• **Problem to work on**
For this exercise, copy out each line of the material below that includes "matica".

• **Information given**

[START]

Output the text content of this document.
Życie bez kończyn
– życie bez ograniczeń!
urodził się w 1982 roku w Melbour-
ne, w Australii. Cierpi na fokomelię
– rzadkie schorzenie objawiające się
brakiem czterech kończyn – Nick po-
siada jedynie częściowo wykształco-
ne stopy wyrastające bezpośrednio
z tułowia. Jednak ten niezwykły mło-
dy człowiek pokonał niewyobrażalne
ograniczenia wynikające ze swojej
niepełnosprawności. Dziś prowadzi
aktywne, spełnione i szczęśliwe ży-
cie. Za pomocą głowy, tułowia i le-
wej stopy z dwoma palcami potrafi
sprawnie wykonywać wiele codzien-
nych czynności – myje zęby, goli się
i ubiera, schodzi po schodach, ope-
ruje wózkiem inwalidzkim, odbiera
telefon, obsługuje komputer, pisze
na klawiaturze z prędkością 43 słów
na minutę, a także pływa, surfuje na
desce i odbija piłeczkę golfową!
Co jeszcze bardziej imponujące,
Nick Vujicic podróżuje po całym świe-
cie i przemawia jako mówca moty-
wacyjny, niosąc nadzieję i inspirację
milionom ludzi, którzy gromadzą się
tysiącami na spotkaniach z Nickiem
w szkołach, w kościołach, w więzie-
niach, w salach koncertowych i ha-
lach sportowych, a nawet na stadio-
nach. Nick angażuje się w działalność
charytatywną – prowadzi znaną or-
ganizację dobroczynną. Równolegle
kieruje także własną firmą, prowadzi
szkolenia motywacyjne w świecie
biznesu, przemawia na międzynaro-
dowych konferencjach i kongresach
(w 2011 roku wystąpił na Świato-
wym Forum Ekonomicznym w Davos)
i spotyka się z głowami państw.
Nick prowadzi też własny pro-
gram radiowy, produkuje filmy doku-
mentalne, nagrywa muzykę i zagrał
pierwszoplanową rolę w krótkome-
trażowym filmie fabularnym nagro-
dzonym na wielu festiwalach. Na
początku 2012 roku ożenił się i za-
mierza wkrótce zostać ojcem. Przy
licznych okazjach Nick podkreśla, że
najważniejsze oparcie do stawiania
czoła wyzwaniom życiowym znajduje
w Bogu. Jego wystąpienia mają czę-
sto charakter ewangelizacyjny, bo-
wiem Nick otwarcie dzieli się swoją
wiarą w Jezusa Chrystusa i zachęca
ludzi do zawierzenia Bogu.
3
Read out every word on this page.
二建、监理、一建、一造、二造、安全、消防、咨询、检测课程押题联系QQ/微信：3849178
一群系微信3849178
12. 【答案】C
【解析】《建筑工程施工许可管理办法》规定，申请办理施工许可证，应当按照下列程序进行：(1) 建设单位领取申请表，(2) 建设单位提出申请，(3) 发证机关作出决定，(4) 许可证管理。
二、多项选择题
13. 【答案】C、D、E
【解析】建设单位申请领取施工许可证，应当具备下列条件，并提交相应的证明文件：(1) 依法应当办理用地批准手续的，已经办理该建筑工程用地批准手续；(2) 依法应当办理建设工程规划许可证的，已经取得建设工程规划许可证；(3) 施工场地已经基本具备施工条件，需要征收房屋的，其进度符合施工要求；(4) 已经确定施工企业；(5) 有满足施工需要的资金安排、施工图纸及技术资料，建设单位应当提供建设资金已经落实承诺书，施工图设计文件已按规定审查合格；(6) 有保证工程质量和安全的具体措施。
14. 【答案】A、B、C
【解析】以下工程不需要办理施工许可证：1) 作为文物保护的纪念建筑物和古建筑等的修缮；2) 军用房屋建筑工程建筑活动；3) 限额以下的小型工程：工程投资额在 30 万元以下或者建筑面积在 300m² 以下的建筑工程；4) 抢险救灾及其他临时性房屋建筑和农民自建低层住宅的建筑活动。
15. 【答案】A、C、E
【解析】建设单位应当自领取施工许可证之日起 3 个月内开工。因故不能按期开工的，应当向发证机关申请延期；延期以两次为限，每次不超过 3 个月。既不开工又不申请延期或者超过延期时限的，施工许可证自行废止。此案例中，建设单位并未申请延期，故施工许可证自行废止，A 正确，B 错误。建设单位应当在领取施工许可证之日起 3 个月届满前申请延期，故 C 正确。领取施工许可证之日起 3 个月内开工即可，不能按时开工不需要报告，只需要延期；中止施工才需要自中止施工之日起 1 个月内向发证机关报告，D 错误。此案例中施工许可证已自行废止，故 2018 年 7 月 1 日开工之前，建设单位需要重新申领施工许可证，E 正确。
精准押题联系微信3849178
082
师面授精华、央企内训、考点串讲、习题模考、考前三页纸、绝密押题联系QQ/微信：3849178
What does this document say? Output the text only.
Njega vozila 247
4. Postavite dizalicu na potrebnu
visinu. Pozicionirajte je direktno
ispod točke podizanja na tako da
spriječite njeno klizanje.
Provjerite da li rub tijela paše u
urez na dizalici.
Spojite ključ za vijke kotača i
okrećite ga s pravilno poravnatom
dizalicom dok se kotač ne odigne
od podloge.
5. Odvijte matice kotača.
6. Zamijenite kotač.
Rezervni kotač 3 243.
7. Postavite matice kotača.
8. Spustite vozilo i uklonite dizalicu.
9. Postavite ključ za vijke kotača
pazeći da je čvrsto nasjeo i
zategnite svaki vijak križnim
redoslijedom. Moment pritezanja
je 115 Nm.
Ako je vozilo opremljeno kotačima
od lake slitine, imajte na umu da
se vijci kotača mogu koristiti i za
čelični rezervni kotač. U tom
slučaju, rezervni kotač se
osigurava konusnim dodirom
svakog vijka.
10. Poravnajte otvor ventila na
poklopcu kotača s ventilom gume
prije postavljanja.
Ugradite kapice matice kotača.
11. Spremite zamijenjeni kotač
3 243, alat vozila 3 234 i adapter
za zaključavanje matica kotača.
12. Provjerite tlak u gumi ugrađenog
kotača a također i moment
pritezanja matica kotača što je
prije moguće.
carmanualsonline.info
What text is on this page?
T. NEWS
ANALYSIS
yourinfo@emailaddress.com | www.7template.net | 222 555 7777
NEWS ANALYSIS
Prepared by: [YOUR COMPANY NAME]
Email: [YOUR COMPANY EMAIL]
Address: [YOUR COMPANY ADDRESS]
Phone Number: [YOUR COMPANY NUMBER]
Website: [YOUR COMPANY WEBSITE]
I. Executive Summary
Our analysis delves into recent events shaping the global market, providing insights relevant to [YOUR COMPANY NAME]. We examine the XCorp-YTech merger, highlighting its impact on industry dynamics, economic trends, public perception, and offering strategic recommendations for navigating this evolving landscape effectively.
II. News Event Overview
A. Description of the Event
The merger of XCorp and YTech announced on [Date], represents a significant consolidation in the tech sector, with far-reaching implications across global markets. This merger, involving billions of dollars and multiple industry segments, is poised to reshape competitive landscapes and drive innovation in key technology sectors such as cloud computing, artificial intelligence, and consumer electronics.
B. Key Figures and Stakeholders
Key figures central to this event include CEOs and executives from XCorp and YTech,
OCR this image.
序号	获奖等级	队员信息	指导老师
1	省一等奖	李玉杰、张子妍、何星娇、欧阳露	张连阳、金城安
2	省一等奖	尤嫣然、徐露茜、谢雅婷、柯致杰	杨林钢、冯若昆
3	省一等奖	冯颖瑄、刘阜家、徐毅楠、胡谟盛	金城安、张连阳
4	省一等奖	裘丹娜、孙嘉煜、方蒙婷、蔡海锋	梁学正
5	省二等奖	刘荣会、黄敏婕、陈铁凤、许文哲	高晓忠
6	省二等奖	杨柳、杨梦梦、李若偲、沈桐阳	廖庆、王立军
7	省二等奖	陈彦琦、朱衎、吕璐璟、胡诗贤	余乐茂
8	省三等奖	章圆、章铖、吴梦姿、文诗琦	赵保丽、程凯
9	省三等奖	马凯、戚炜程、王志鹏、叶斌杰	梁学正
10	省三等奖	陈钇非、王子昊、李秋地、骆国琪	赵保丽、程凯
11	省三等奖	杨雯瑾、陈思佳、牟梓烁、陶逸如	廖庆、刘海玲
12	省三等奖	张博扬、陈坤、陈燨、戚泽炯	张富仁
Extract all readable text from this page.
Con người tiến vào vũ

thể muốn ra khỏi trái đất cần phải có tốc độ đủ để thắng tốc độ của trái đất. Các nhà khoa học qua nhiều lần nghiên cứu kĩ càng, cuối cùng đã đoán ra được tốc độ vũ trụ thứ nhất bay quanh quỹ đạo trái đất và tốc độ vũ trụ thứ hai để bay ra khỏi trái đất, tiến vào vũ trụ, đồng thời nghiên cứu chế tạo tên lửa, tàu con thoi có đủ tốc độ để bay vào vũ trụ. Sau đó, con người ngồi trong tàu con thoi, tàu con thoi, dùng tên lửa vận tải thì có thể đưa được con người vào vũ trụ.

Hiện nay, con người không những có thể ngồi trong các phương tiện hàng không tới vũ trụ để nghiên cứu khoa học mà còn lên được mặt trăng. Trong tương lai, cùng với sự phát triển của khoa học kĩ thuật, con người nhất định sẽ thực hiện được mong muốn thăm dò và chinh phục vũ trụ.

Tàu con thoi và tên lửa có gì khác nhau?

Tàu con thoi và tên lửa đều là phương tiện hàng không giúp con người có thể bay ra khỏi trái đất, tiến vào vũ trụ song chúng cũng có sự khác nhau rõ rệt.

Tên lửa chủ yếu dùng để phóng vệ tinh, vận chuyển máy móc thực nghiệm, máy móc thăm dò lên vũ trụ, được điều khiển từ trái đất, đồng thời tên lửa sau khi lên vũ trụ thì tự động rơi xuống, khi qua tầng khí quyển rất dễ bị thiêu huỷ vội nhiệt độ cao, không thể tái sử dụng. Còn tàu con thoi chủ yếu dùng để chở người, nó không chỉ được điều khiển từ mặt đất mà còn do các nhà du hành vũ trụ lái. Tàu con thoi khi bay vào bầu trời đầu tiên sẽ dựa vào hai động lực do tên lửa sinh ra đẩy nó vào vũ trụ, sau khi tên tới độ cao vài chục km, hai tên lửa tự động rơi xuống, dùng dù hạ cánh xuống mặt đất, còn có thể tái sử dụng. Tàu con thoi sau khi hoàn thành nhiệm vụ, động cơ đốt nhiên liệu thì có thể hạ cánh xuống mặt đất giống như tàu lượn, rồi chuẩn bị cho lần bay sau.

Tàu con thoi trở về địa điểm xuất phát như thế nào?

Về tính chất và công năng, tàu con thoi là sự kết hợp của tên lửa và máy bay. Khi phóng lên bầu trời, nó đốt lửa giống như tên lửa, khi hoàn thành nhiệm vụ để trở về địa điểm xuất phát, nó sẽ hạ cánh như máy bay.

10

[END]

• **In response**
za zaključavanje matica kotača.
pritezanja matica kotača što je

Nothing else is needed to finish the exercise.